[The request] Without pictures, repeat exactly the lines from the one containing "Enumerate this screenshot's" through the end of the entries.

[Records from a data source]
>> BEGIN
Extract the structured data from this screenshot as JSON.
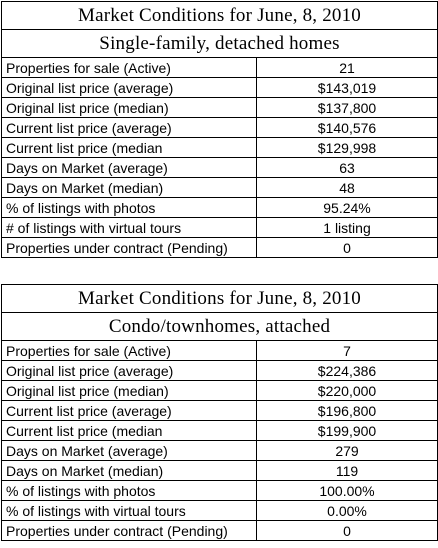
{
  "tables": [
    {
      "title": "Market Conditions for June, 8, 2010",
      "subtitle": "Single-family, detached homes",
      "rows": [
        {
          "label": "Properties for sale (Active)",
          "value": "21"
        },
        {
          "label": "Original list price (average)",
          "value": "$143,019"
        },
        {
          "label": "Original list price (median)",
          "value": "$137,800"
        },
        {
          "label": "Current list price (average)",
          "value": "$140,576"
        },
        {
          "label": "Current list price (median",
          "value": "$129,998"
        },
        {
          "label": "Days on Market (average)",
          "value": "63"
        },
        {
          "label": "Days on Market (median)",
          "value": "48"
        },
        {
          "label": "% of listings with photos",
          "value": "95.24%"
        },
        {
          "label": "# of listings with virtual tours",
          "value": "1 listing"
        },
        {
          "label": "Properties under contract (Pending)",
          "value": "0"
        }
      ]
    },
    {
      "title": "Market Conditions for June, 8, 2010",
      "subtitle": "Condo/townhomes, attached",
      "rows": [
        {
          "label": "Properties for sale (Active)",
          "value": "7"
        },
        {
          "label": "Original list price (average)",
          "value": "$224,386"
        },
        {
          "label": "Original list price (median)",
          "value": "$220,000"
        },
        {
          "label": "Current list price (average)",
          "value": "$196,800"
        },
        {
          "label": "Current list price (median",
          "value": "$199,900"
        },
        {
          "label": "Days on Market (average)",
          "value": "279"
        },
        {
          "label": "Days on Market (median)",
          "value": "119"
        },
        {
          "label": "% of listings with photos",
          "value": "100.00%"
        },
        {
          "label": "% of listings with virtual tours",
          "value": "0.00%"
        },
        {
          "label": "Properties under contract (Pending)",
          "value": "0"
        }
      ]
    }
  ]
}
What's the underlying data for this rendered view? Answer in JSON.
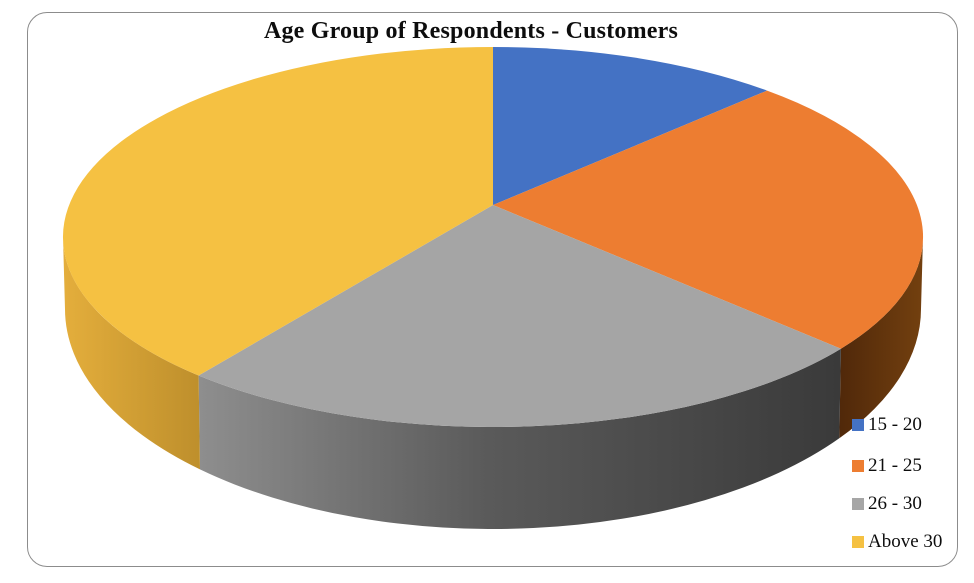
{
  "chart_data": {
    "type": "pie",
    "style": "3d",
    "title": "Age Group of Respondents - Customers",
    "categories": [
      "15 - 20",
      "21 - 25",
      "26 - 30",
      "Above 30"
    ],
    "values": [
      11,
      24,
      27,
      38
    ],
    "values_note": "percent shares estimated from slice angles; no data labels are shown in the chart",
    "colors": [
      "#4472C4",
      "#ED7D31",
      "#A5A5A5",
      "#F5C142"
    ],
    "wall_gradients": {
      "21 - 25": [
        [
          "0",
          "#50280A"
        ],
        [
          "1",
          "#73400F"
        ]
      ],
      "26 - 30": [
        [
          "0",
          "#8E8E8E"
        ],
        [
          "0.45",
          "#5A5A5A"
        ],
        [
          "1",
          "#3A3A3A"
        ]
      ],
      "Above 30": [
        [
          "0",
          "#E4AE3C"
        ],
        [
          "1",
          "#BE8F2C"
        ]
      ]
    },
    "start_angle_deg": 0,
    "direction": "clockwise",
    "legend_position": "bottom-right",
    "frame": {
      "border_color": "#8C8C8C",
      "rounded": true
    }
  },
  "legend": {
    "items": [
      {
        "label": "15 - 20",
        "color": "#4472C4"
      },
      {
        "label": "21 - 25",
        "color": "#ED7D31"
      },
      {
        "label": "26 - 30",
        "color": "#A6A6A6"
      },
      {
        "label": "Above 30",
        "color": "#F5C142"
      }
    ]
  }
}
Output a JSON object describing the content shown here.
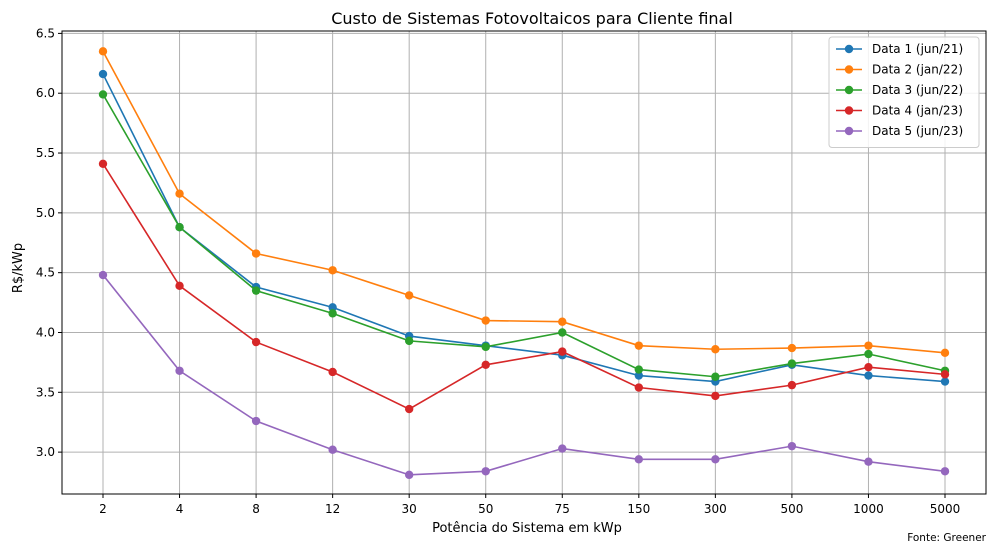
{
  "chart_data": {
    "type": "line",
    "title": "Custo de Sistemas Fotovoltaicos para Cliente final",
    "xlabel": "Potência do Sistema em kWp",
    "ylabel": "R$/kWp",
    "source_note": "Fonte: Greener",
    "categories": [
      "2",
      "4",
      "8",
      "12",
      "30",
      "50",
      "75",
      "150",
      "300",
      "500",
      "1000",
      "5000"
    ],
    "ylim": [
      2.65,
      6.52
    ],
    "yticks": [
      3.0,
      3.5,
      4.0,
      4.5,
      5.0,
      5.5,
      6.0,
      6.5
    ],
    "ytick_labels": [
      "3.0",
      "3.5",
      "4.0",
      "4.5",
      "5.0",
      "5.5",
      "6.0",
      "6.5"
    ],
    "grid": true,
    "legend_position": "top-right",
    "series": [
      {
        "name": "Data 1 (jun/21)",
        "color": "#1f77b4",
        "values": [
          6.16,
          4.88,
          4.38,
          4.21,
          3.97,
          3.89,
          3.81,
          3.64,
          3.59,
          3.73,
          3.64,
          3.59
        ]
      },
      {
        "name": "Data 2 (jan/22)",
        "color": "#ff7f0e",
        "values": [
          6.35,
          5.16,
          4.66,
          4.52,
          4.31,
          4.1,
          4.09,
          3.89,
          3.86,
          3.87,
          3.89,
          3.83
        ]
      },
      {
        "name": "Data 3 (jun/22)",
        "color": "#2ca02c",
        "values": [
          5.99,
          4.88,
          4.35,
          4.16,
          3.93,
          3.88,
          4.0,
          3.69,
          3.63,
          3.74,
          3.82,
          3.68
        ]
      },
      {
        "name": "Data 4 (jan/23)",
        "color": "#d62728",
        "values": [
          5.41,
          4.39,
          3.92,
          3.67,
          3.36,
          3.73,
          3.84,
          3.54,
          3.47,
          3.56,
          3.71,
          3.65
        ]
      },
      {
        "name": "Data 5 (jun/23)",
        "color": "#9467bd",
        "values": [
          4.48,
          3.68,
          3.26,
          3.02,
          2.81,
          2.84,
          3.03,
          2.94,
          2.94,
          3.05,
          2.92,
          2.84
        ]
      }
    ]
  }
}
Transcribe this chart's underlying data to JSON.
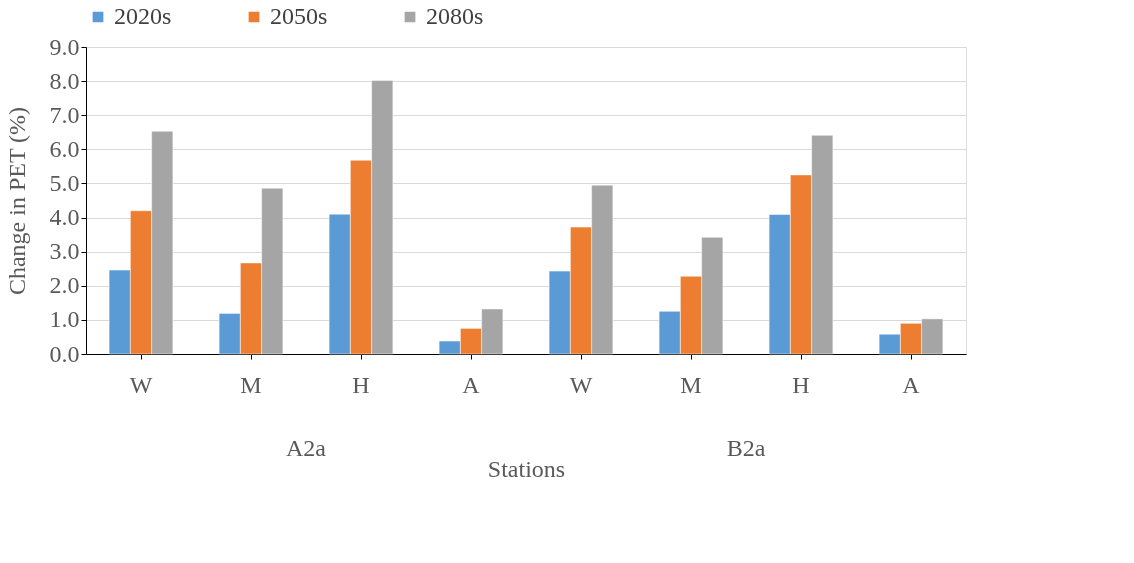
{
  "chart_data": {
    "type": "bar",
    "ylabel": "Change in PET (%)",
    "xlabel": "Stations",
    "categories": [
      "W",
      "M",
      "H",
      "A",
      "W",
      "M",
      "H",
      "A"
    ],
    "series": [
      {
        "name": "2020s",
        "color": "#5b9bd5",
        "values": [
          2.46,
          1.19,
          4.1,
          0.38,
          2.43,
          1.25,
          4.09,
          0.58
        ]
      },
      {
        "name": "2050s",
        "color": "#ed7d31",
        "values": [
          4.2,
          2.67,
          5.68,
          0.75,
          3.72,
          2.28,
          5.25,
          0.9
        ]
      },
      {
        "name": "2080s",
        "color": "#a5a5a5",
        "values": [
          6.53,
          4.86,
          8.02,
          1.32,
          4.95,
          3.42,
          6.41,
          1.03
        ]
      }
    ],
    "annotations": [
      "A2a",
      "B2a"
    ],
    "ylim": [
      0,
      9
    ],
    "yticks": [
      {
        "value": 0,
        "label": "0.0"
      },
      {
        "value": 1,
        "label": "1.0"
      },
      {
        "value": 2,
        "label": "2.0"
      },
      {
        "value": 3,
        "label": "3.0"
      },
      {
        "value": 4,
        "label": "4.0"
      },
      {
        "value": 5,
        "label": "5.0"
      },
      {
        "value": 6,
        "label": "6.0"
      },
      {
        "value": 7,
        "label": "7.0"
      },
      {
        "value": 8,
        "label": "8.0"
      },
      {
        "value": 9,
        "label": "9.0"
      }
    ],
    "grid": "y",
    "legend": "top"
  }
}
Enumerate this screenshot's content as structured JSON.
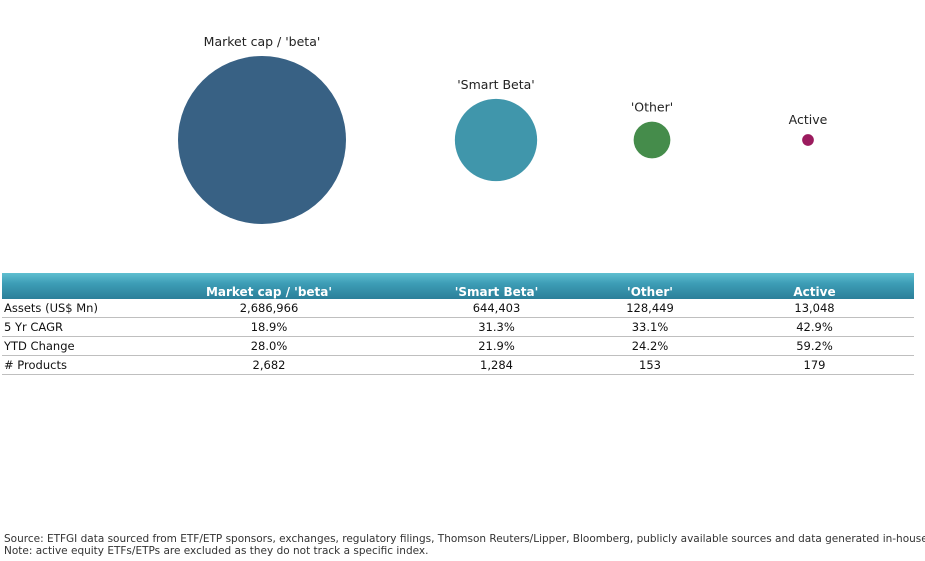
{
  "chart_data": {
    "type": "bubble",
    "title": "",
    "categories": [
      "Market cap / 'beta'",
      "'Smart Beta'",
      "'Other'",
      "Active"
    ],
    "values": [
      2686966,
      644403,
      128449,
      13048
    ],
    "colors": [
      "#386184",
      "#4096ab",
      "#458c4b",
      "#9b1b5e"
    ]
  },
  "table": {
    "columns": [
      "",
      "Market cap / 'beta'",
      "'Smart Beta'",
      "'Other'",
      "Active"
    ],
    "rows": [
      {
        "label": "Assets (US$ Mn)",
        "values": [
          "2,686,966",
          "644,403",
          "128,449",
          "13,048"
        ]
      },
      {
        "label": "5 Yr CAGR",
        "values": [
          "18.9%",
          "31.3%",
          "33.1%",
          "42.9%"
        ]
      },
      {
        "label": "YTD Change",
        "values": [
          "28.0%",
          "21.9%",
          "24.2%",
          "59.2%"
        ]
      },
      {
        "label": "# Products",
        "values": [
          "2,682",
          "1,284",
          "153",
          "179"
        ]
      }
    ]
  },
  "footnotes": {
    "source": "Source: ETFGI data sourced from ETF/ETP sponsors, exchanges, regulatory filings, Thomson Reuters/Lipper, Bloomberg, publicly available sources and data generated in-house.",
    "note": "Note: active equity ETFs/ETPs are excluded as they do not track a specific index."
  }
}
>> END
[Written solution]
Enumerate this screenshot's content as structured JSON.
{
  "chart_data": {
    "type": "bubble",
    "title": "",
    "categories": [
      "Market cap / 'beta'",
      "'Smart Beta'",
      "'Other'",
      "Active"
    ],
    "values": [
      2686966,
      644403,
      128449,
      13048
    ],
    "colors": [
      "#386184",
      "#4096ab",
      "#458c4b",
      "#9b1b5e"
    ]
  },
  "table": {
    "columns": [
      "",
      "Market cap / 'beta'",
      "'Smart Beta'",
      "'Other'",
      "Active"
    ],
    "rows": [
      {
        "label": "Assets (US$ Mn)",
        "values": [
          "2,686,966",
          "644,403",
          "128,449",
          "13,048"
        ]
      },
      {
        "label": "5 Yr CAGR",
        "values": [
          "18.9%",
          "31.3%",
          "33.1%",
          "42.9%"
        ]
      },
      {
        "label": "YTD Change",
        "values": [
          "28.0%",
          "21.9%",
          "24.2%",
          "59.2%"
        ]
      },
      {
        "label": "# Products",
        "values": [
          "2,682",
          "1,284",
          "153",
          "179"
        ]
      }
    ]
  },
  "footnotes": {
    "source": "Source: ETFGI data sourced from ETF/ETP sponsors, exchanges, regulatory filings, Thomson Reuters/Lipper, Bloomberg, publicly available sources and data generated in-house.",
    "note": "Note: active equity ETFs/ETPs are excluded as they do not track a specific index."
  }
}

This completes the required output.